DIRECTIONS -> Write out the full listing exactly as given, minus the images.

★ ★ ★ ★ ★ ★ ★

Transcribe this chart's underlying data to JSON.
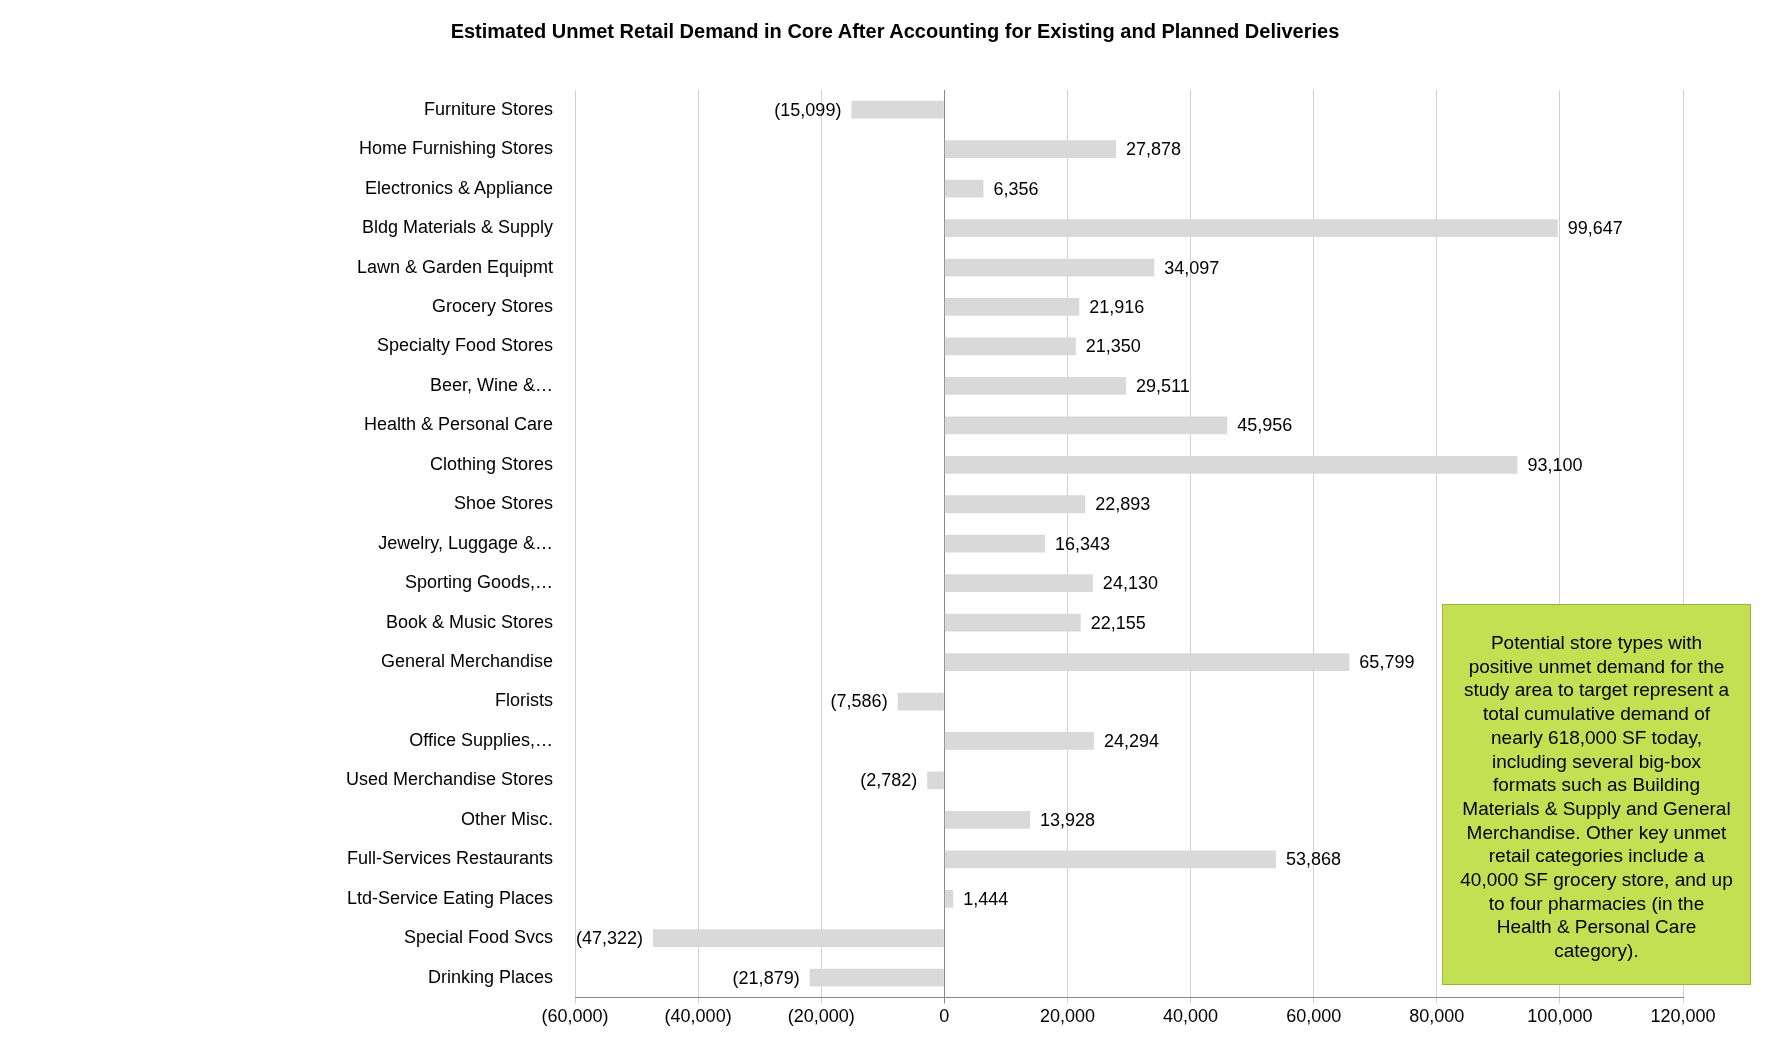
{
  "chart_data": {
    "type": "bar",
    "orientation": "horizontal",
    "title": "Estimated Unmet Retail Demand in Core After Accounting for Existing and Planned Deliveries",
    "categories": [
      "Furniture Stores",
      "Home Furnishing Stores",
      "Electronics & Appliance",
      "Bldg Materials & Supply",
      "Lawn & Garden Equipmt",
      "Grocery Stores",
      "Specialty Food Stores",
      "Beer, Wine &…",
      "Health & Personal Care",
      "Clothing Stores",
      "Shoe Stores",
      "Jewelry, Luggage &…",
      "Sporting Goods,…",
      "Book & Music Stores",
      "General Merchandise",
      "Florists",
      "Office Supplies,…",
      "Used Merchandise Stores",
      "Other Misc.",
      "Full-Services Restaurants",
      "Ltd-Service Eating Places",
      "Special Food Svcs",
      "Drinking Places"
    ],
    "values": [
      -15099,
      27878,
      6356,
      99647,
      34097,
      21916,
      21350,
      29511,
      45956,
      93100,
      22893,
      16343,
      24130,
      22155,
      65799,
      -7586,
      24294,
      -2782,
      13928,
      53868,
      1444,
      -47322,
      -21879
    ],
    "value_labels": [
      "(15,099)",
      "27,878",
      "6,356",
      "99,647",
      "34,097",
      "21,916",
      "21,350",
      "29,511",
      "45,956",
      "93,100",
      "22,893",
      "16,343",
      "24,130",
      "22,155",
      "65,799",
      "(7,586)",
      "24,294",
      "(2,782)",
      "13,928",
      "53,868",
      "1,444",
      "(47,322)",
      "(21,879)"
    ],
    "color": "#d9d9d9",
    "xlim": [
      -60000,
      120000
    ],
    "xticks": [
      {
        "value": -60000,
        "label": "(60,000)"
      },
      {
        "value": -40000,
        "label": "(40,000)"
      },
      {
        "value": -20000,
        "label": "(20,000)"
      },
      0,
      {
        "value": 20000,
        "label": "20,000"
      },
      {
        "value": 40000,
        "label": "40,000"
      },
      {
        "value": 60000,
        "label": "60,000"
      },
      {
        "value": 80000,
        "label": "80,000"
      },
      {
        "value": 100000,
        "label": "100,000"
      },
      {
        "value": 120000,
        "label": "120,000"
      }
    ],
    "grid": "x",
    "legend": false,
    "annotations": [
      "Potential store types with positive unmet demand for the study area to target represent a total cumulative demand of nearly 618,000 SF today, including several big-box formats such as Building Materials & Supply and General Merchandise.  Other key unmet retail categories include a 40,000 SF grocery store, and up to four pharmacies (in the Health & Personal Care category)."
    ]
  }
}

★ ★ ★ ★ ★ ★ ★

OUTPUT FOR THIS EXERCISE ->
Transcribe this chart's underlying data to JSON.
{
  "chart_data": {
    "type": "bar",
    "orientation": "horizontal",
    "title": "Estimated Unmet Retail Demand in Core After Accounting for Existing and Planned Deliveries",
    "categories": [
      "Furniture Stores",
      "Home Furnishing Stores",
      "Electronics & Appliance",
      "Bldg Materials & Supply",
      "Lawn & Garden Equipmt",
      "Grocery Stores",
      "Specialty Food Stores",
      "Beer, Wine &…",
      "Health & Personal Care",
      "Clothing Stores",
      "Shoe Stores",
      "Jewelry, Luggage &…",
      "Sporting Goods,…",
      "Book & Music Stores",
      "General Merchandise",
      "Florists",
      "Office Supplies,…",
      "Used Merchandise Stores",
      "Other Misc.",
      "Full-Services Restaurants",
      "Ltd-Service Eating Places",
      "Special Food Svcs",
      "Drinking Places"
    ],
    "values": [
      -15099,
      27878,
      6356,
      99647,
      34097,
      21916,
      21350,
      29511,
      45956,
      93100,
      22893,
      16343,
      24130,
      22155,
      65799,
      -7586,
      24294,
      -2782,
      13928,
      53868,
      1444,
      -47322,
      -21879
    ],
    "value_labels": [
      "(15,099)",
      "27,878",
      "6,356",
      "99,647",
      "34,097",
      "21,916",
      "21,350",
      "29,511",
      "45,956",
      "93,100",
      "22,893",
      "16,343",
      "24,130",
      "22,155",
      "65,799",
      "(7,586)",
      "24,294",
      "(2,782)",
      "13,928",
      "53,868",
      "1,444",
      "(47,322)",
      "(21,879)"
    ],
    "color": "#d9d9d9",
    "xlim": [
      -60000,
      120000
    ],
    "xticks": [
      {
        "value": -60000,
        "label": "(60,000)"
      },
      {
        "value": -40000,
        "label": "(40,000)"
      },
      {
        "value": -20000,
        "label": "(20,000)"
      },
      0,
      {
        "value": 20000,
        "label": "20,000"
      },
      {
        "value": 40000,
        "label": "40,000"
      },
      {
        "value": 60000,
        "label": "60,000"
      },
      {
        "value": 80000,
        "label": "80,000"
      },
      {
        "value": 100000,
        "label": "100,000"
      },
      {
        "value": 120000,
        "label": "120,000"
      }
    ],
    "grid": "x",
    "legend": false,
    "annotations": [
      "Potential store types with positive unmet demand for the study area to target represent a total cumulative demand of nearly 618,000 SF today, including several big-box formats such as Building Materials & Supply and General Merchandise.  Other key unmet retail categories include a 40,000 SF grocery store, and up to four pharmacies (in the Health & Personal Care category)."
    ]
  }
}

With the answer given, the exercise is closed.